▶ _What this task involves_
Lines with the word "Thomas" are the answer; copy each of them from the data below.

▶ _Given data_
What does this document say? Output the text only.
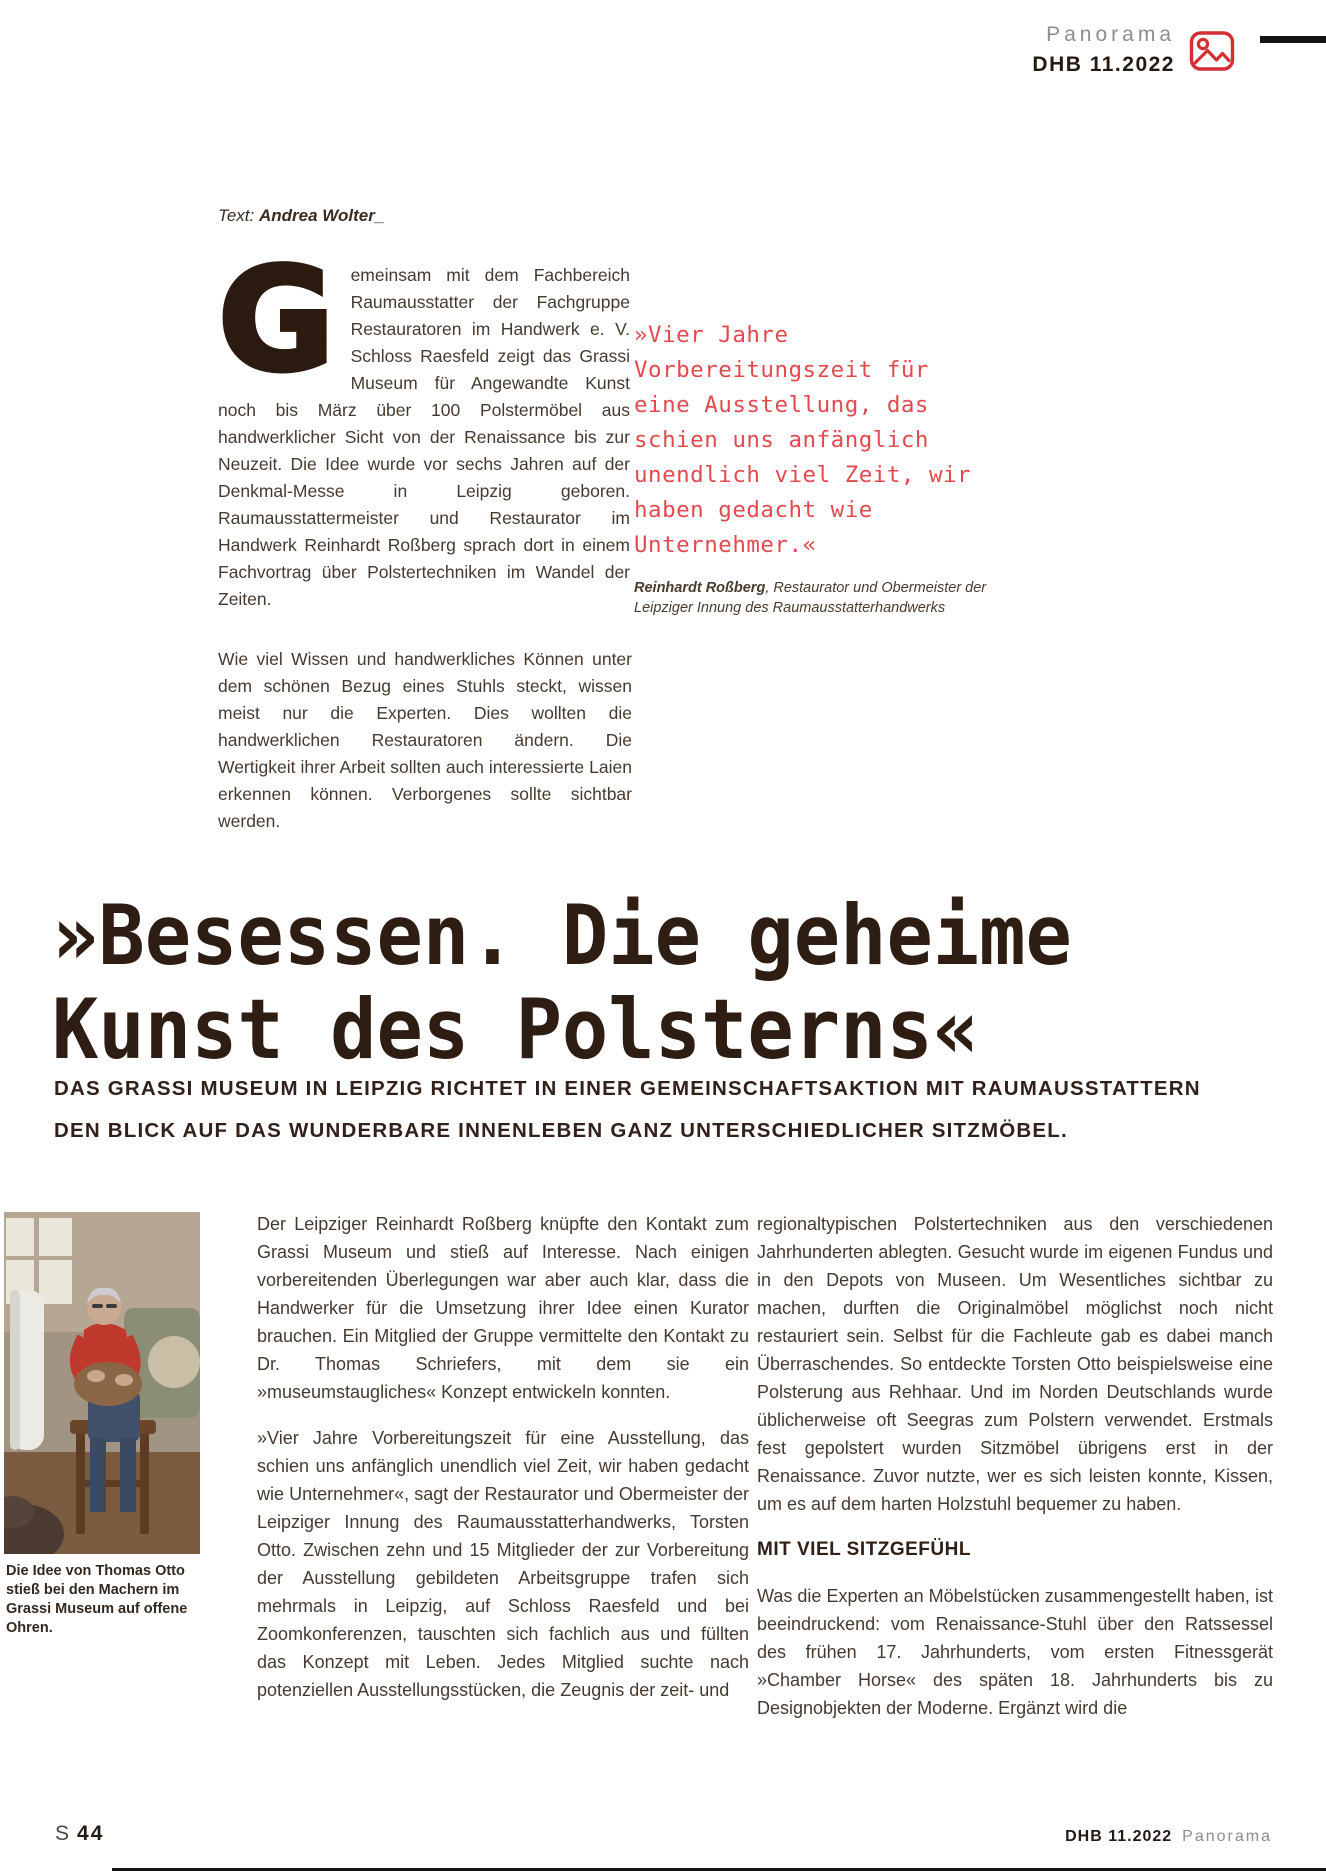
Panorama
DHB 11.2022
Text: Andrea Wolter_
Gemeinsam mit dem Fachbereich Raumausstatter der Fachgruppe Restauratoren im Handwerk e. V. Schloss Raesfeld zeigt das Grassi Museum für Angewandte Kunst noch bis März über 100 Polstermöbel aus handwerklicher Sicht von der Renaissance bis zur Neuzeit. Die Idee wurde vor sechs Jahren auf der Denkmal-Messe in Leipzig geboren. Raumausstattermeister und Restaurator im Handwerk Reinhardt Roßberg sprach dort in einem Fachvortrag über Polstertechniken im Wandel der Zeiten.
Wie viel Wissen und handwerkliches Können unter dem schönen Bezug eines Stuhls steckt, wissen meist nur die Experten. Dies wollten die handwerklichen Restauratoren ändern. Die Wertigkeit ihrer Arbeit sollten auch interessierte Laien erkennen können. Verborgenes sollte sichtbar werden.
»Vier Jahre
Vorbereitungszeit für
eine Ausstellung, das
schien uns anfänglich
unendlich viel Zeit, wir
haben gedacht wie
Unternehmer.«
Reinhardt Roßberg, Restaurator und Obermeister der Leipziger Innung des Raumausstatterhandwerks
»Besessen. Die geheime
Kunst des Polsterns«
DAS GRASSI MUSEUM IN LEIPZIG RICHTET IN EINER GEMEINSCHAFTSAKTION MIT RAUMAUSSTATTERN
DEN BLICK AUF DAS WUNDERBARE INNENLEBEN GANZ UNTERSCHIEDLICHER SITZMÖBEL.
Die Idee von Thomas Otto stieß bei den Machern im Grassi Museum auf offene Ohren.

Der Leipziger Reinhardt Roßberg knüpfte den Kontakt zum Grassi Museum und stieß auf Interesse. Nach einigen vorbereitenden Überlegungen war aber auch klar, dass die Handwerker für die Umsetzung ihrer Idee einen Kurator brauchen. Ein Mitglied der Gruppe vermittelte den Kontakt zu Dr. Thomas Schriefers, mit dem sie ein »museumstaugliches« Konzept entwickeln konnten.

»Vier Jahre Vorbereitungszeit für eine Ausstellung, das schien uns anfänglich unendlich viel Zeit, wir haben gedacht wie Unternehmer«, sagt der Restaurator und Obermeister der Leipziger Innung des Raumausstatterhandwerks, Torsten Otto. Zwischen zehn und 15 Mitglieder der zur Vorbereitung der Ausstellung gebildeten Arbeitsgruppe trafen sich mehrmals in Leipzig, auf Schloss Raesfeld und bei Zoomkonferenzen, tauschten sich fachlich aus und füllten das Konzept mit Leben. Jedes Mitglied suchte nach potenziellen Ausstellungsstücken, die Zeugnis der zeit- und

regionaltypischen Polstertechniken aus den verschiedenen Jahrhunderten ablegten. Gesucht wurde im eigenen Fundus und in den Depots von Museen. Um Wesentliches sichtbar zu machen, durften die Originalmöbel möglichst noch nicht restauriert sein. Selbst für die Fachleute gab es dabei manch Überraschendes. So entdeckte Torsten Otto beispielsweise eine Polsterung aus Rehhaar. Und im Norden Deutschlands wurde üblicherweise oft Seegras zum Polstern verwendet. Erstmals fest gepolstert wurden Sitzmöbel übrigens erst in der Renaissance. Zuvor nutzte, wer es sich leisten konnte, Kissen, um es auf dem harten Holzstuhl bequemer zu haben.

MIT VIEL SITZGEFÜHL

Was die Experten an Möbelstücken zusammengestellt haben, ist beeindruckend: vom Renaissance-Stuhl über den Ratssessel des frühen 17. Jahrhunderts, vom ersten Fitnessgerät »Chamber Horse« des späten 18. Jahrhunderts bis zu Designobjekten der Moderne. Ergänzt wird die

S 44	DHB 11.2022 Panorama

▶ _Written solution_
Die Idee von Thomas Otto stieß bei den Machern im Grassi Museum auf offene Ohren.
Der Leipziger Reinhardt Roßberg knüpfte den Kontakt zum Grassi Museum und stieß auf Interesse. Nach einigen vorbereitenden Überlegungen war aber auch klar, dass die Handwerker für die Umsetzung ihrer Idee einen Kurator brauchen. Ein Mitglied der Gruppe vermittelte den Kontakt zu Dr. Thomas Schriefers, mit dem sie ein »museumstaugliches« Konzept entwickeln konnten.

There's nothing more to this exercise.